→ **What is asked**: For the material that follows, list every line containing the word "case".

※ ※ ※

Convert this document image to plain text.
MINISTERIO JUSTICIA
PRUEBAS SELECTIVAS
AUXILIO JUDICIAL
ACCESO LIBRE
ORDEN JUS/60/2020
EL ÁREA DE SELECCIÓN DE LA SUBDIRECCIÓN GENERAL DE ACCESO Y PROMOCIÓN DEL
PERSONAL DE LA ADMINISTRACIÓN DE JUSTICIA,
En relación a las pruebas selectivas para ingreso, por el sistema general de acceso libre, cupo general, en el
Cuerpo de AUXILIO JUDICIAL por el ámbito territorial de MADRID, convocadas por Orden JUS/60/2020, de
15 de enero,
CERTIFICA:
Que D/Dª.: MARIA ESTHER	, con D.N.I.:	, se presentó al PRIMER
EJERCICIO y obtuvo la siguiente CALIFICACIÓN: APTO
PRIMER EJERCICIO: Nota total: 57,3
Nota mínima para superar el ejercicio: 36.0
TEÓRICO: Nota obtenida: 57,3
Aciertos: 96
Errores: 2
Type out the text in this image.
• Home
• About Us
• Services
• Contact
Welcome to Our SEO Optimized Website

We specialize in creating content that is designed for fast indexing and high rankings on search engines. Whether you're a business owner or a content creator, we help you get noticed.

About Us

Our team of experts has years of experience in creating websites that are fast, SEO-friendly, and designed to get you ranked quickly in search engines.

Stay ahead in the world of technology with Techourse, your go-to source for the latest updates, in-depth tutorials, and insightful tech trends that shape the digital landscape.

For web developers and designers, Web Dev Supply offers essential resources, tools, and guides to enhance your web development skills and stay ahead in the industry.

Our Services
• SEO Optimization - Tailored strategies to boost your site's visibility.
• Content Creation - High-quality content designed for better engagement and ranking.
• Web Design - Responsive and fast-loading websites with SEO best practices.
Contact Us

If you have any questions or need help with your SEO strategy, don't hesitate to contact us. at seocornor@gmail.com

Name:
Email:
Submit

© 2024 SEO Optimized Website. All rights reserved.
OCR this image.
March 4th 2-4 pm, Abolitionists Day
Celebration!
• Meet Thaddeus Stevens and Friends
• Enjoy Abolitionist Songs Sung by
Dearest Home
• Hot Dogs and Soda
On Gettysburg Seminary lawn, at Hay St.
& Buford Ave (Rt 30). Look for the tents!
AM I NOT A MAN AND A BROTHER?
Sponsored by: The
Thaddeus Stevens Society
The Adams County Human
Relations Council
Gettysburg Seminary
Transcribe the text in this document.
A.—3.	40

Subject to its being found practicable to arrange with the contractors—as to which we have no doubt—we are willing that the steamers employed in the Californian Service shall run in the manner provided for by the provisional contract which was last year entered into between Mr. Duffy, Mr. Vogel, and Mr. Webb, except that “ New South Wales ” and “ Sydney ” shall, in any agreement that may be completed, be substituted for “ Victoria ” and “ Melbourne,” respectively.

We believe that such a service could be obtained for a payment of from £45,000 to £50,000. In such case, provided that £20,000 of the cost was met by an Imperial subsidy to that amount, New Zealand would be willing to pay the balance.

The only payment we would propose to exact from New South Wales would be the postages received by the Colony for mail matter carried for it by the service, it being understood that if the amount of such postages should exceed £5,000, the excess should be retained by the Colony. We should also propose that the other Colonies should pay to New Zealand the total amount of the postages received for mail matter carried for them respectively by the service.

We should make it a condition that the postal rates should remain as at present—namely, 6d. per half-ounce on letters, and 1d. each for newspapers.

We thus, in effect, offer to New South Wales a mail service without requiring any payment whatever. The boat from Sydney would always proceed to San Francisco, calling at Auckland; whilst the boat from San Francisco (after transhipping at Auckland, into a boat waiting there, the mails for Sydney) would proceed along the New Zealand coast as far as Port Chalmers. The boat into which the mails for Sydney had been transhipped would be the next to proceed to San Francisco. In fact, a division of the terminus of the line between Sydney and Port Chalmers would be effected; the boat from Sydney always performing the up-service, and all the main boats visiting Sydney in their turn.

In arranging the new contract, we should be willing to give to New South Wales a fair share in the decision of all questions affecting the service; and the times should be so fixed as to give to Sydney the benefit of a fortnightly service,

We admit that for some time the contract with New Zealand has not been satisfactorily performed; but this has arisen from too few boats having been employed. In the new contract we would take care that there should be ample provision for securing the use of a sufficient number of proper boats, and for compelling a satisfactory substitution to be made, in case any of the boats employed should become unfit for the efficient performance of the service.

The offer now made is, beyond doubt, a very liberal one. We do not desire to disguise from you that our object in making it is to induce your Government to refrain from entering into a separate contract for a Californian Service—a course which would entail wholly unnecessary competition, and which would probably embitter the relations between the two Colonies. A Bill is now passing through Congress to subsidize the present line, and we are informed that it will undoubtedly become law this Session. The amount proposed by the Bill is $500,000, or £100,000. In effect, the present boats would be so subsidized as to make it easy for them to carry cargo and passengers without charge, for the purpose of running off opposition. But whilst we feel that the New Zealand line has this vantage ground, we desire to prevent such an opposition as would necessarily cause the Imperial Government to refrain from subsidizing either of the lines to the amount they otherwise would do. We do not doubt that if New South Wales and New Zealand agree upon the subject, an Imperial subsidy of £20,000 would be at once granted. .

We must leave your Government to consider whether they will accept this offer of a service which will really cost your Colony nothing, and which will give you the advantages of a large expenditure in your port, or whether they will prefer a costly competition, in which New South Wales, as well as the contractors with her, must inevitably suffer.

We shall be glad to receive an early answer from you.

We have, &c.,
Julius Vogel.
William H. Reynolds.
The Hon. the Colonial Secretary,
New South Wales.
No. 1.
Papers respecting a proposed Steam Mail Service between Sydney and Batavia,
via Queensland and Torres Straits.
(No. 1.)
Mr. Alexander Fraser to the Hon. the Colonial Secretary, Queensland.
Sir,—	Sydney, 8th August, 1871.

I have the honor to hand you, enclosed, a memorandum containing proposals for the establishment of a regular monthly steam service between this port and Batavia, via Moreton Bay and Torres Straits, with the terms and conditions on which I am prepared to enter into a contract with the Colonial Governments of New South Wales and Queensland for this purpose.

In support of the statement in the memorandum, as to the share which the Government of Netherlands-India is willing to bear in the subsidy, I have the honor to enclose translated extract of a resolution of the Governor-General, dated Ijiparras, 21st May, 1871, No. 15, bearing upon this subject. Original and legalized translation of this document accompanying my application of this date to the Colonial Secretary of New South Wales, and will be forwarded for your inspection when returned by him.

※ ※ ※

→ **Correct output**:
We believe that such a service could be obtained for a payment of from £45,000 to £50,000. In such case, provided that £20,000 of the cost was met by an Imperial subsidy to that amount, New Zealand would be willing to pay the balance.
We admit that for some time the contract with New Zealand has not been satisfactorily performed; but this has arisen from too few boats having been employed. In the new contract we would take care that there should be ample provision for securing the use of a sufficient number of proper boats, and for compelling a satisfactory substitution to be made, in case any of the boats employed should become unfit for the efficient performance of the service.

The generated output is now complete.